**Stated exercise:** Identify the lines holding "slides" and copy them.

**Stored data:**

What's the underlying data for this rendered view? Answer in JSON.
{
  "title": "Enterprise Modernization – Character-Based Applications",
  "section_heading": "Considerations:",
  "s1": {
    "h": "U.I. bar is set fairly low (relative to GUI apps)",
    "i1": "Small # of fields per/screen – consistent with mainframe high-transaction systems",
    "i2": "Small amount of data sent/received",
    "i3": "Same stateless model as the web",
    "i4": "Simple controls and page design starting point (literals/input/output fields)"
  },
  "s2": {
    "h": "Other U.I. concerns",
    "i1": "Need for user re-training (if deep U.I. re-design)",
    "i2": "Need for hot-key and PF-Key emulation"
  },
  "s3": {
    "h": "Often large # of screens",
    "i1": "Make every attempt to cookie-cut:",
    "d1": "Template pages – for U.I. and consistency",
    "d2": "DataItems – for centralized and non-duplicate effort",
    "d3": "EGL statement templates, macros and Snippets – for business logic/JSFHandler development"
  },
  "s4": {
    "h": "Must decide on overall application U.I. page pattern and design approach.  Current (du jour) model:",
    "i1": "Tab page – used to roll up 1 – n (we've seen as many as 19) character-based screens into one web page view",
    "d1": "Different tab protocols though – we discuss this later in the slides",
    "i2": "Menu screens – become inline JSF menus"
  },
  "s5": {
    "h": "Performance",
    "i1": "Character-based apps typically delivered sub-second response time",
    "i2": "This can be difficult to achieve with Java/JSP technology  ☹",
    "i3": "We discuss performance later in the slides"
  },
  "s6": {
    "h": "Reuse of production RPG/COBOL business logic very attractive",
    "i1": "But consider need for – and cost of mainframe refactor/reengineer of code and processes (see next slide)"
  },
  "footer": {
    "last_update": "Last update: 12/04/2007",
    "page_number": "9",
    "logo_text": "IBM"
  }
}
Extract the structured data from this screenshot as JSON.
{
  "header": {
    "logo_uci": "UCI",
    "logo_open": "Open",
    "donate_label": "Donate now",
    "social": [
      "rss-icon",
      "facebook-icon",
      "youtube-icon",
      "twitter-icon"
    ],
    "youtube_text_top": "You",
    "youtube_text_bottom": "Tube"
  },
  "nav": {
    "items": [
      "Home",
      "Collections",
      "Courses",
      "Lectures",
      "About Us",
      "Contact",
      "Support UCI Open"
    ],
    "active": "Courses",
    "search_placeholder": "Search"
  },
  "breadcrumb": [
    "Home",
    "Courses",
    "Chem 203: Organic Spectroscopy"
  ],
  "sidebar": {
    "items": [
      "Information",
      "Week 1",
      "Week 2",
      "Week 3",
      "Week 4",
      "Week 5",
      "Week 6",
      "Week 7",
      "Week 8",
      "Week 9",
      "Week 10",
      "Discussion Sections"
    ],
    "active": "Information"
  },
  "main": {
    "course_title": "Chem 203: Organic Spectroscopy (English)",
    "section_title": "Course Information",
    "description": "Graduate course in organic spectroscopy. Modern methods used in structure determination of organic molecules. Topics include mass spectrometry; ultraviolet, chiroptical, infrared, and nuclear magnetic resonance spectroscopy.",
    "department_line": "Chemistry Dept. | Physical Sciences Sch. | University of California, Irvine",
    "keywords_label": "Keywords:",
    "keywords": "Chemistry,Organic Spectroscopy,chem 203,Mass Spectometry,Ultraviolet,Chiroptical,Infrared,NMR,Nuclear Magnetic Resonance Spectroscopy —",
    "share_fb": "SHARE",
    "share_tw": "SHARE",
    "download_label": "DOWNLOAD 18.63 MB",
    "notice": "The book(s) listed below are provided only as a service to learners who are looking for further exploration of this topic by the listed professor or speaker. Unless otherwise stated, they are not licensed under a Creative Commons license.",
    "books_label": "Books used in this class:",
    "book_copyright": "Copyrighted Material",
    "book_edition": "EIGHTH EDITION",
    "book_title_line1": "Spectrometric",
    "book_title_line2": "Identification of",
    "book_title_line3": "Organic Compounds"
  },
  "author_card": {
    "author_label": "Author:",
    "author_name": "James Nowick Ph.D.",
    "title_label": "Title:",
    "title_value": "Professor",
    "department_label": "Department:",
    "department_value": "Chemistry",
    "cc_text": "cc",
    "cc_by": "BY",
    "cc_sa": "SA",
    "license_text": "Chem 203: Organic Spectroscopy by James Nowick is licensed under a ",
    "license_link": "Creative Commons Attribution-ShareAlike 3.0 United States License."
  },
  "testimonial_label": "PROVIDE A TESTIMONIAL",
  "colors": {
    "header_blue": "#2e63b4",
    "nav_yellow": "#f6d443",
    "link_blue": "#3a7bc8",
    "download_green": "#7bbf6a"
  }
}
* * *
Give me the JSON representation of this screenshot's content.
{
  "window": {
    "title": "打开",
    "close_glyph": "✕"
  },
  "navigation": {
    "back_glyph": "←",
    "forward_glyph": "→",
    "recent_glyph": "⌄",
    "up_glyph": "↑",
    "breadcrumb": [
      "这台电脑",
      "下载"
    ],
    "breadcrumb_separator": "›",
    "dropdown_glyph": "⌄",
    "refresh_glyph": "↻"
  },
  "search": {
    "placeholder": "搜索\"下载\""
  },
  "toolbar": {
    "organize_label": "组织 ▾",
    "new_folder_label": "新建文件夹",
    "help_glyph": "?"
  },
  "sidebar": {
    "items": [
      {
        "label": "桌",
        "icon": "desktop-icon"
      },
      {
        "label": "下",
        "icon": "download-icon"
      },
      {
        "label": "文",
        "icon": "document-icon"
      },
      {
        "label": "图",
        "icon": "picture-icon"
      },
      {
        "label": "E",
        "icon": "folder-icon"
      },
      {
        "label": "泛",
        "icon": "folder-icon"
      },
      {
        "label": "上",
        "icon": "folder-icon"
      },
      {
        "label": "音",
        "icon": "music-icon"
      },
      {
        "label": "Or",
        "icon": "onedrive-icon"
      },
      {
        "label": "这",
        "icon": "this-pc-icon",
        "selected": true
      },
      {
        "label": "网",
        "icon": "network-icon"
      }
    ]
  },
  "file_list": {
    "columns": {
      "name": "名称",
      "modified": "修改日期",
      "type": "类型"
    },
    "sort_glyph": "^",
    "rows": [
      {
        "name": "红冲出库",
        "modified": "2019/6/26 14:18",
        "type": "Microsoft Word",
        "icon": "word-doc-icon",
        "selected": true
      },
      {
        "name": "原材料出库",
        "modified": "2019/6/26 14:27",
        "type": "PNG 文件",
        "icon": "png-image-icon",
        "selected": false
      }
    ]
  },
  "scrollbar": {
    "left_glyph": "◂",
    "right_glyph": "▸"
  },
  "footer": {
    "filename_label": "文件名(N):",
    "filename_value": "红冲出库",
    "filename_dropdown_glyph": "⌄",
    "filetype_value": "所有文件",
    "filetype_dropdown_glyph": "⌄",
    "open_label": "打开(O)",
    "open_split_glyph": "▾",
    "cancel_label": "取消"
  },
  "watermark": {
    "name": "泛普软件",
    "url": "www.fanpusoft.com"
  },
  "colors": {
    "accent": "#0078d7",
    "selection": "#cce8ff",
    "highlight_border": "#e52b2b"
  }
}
--
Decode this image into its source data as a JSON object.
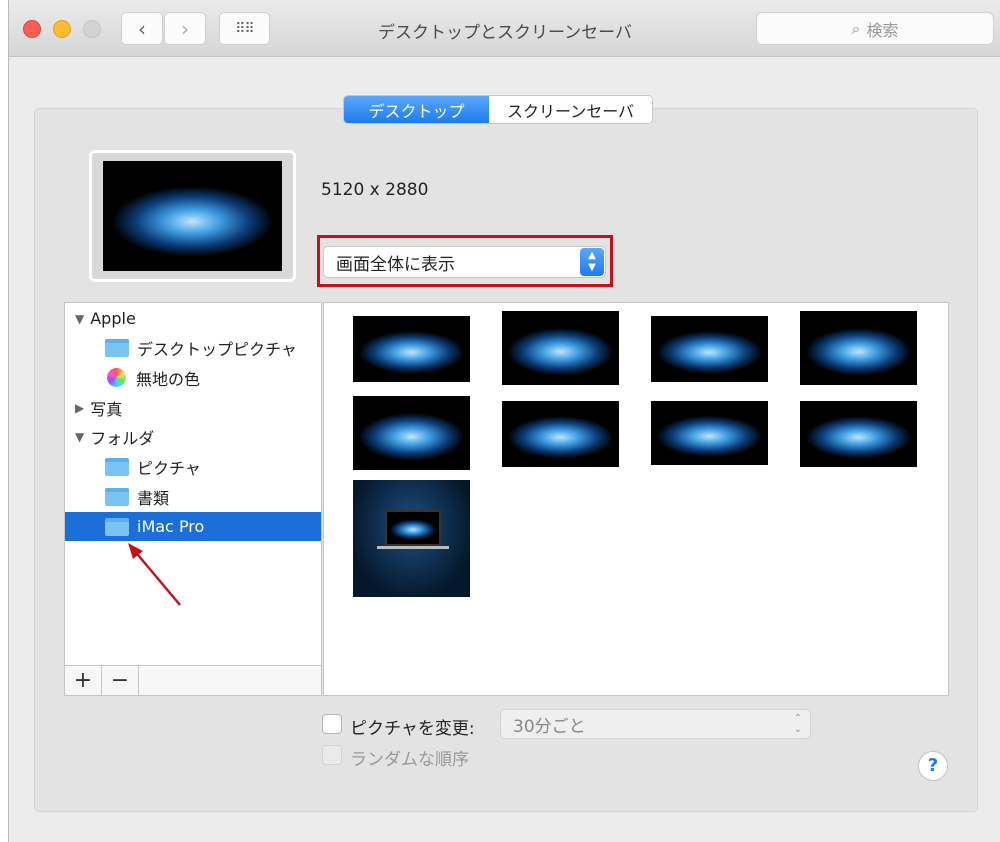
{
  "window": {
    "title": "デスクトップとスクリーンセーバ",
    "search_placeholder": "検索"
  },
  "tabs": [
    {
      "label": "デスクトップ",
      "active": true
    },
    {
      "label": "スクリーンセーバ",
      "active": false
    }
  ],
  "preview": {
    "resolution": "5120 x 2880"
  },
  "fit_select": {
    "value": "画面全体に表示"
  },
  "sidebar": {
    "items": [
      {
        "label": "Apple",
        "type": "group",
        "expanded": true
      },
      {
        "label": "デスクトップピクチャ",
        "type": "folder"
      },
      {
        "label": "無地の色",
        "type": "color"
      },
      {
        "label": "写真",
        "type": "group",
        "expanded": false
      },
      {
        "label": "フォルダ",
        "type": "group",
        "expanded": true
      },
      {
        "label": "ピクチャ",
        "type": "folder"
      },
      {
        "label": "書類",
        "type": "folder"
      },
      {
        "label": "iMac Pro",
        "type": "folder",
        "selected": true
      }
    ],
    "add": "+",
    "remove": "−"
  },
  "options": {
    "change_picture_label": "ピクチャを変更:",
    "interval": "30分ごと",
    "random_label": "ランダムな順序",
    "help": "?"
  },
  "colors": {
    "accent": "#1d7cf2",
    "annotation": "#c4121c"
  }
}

**Complete answer:**
    "d1": "Different tab protocols though – we discuss this later in the slides",
    "i3": "We discuss performance later in the slides"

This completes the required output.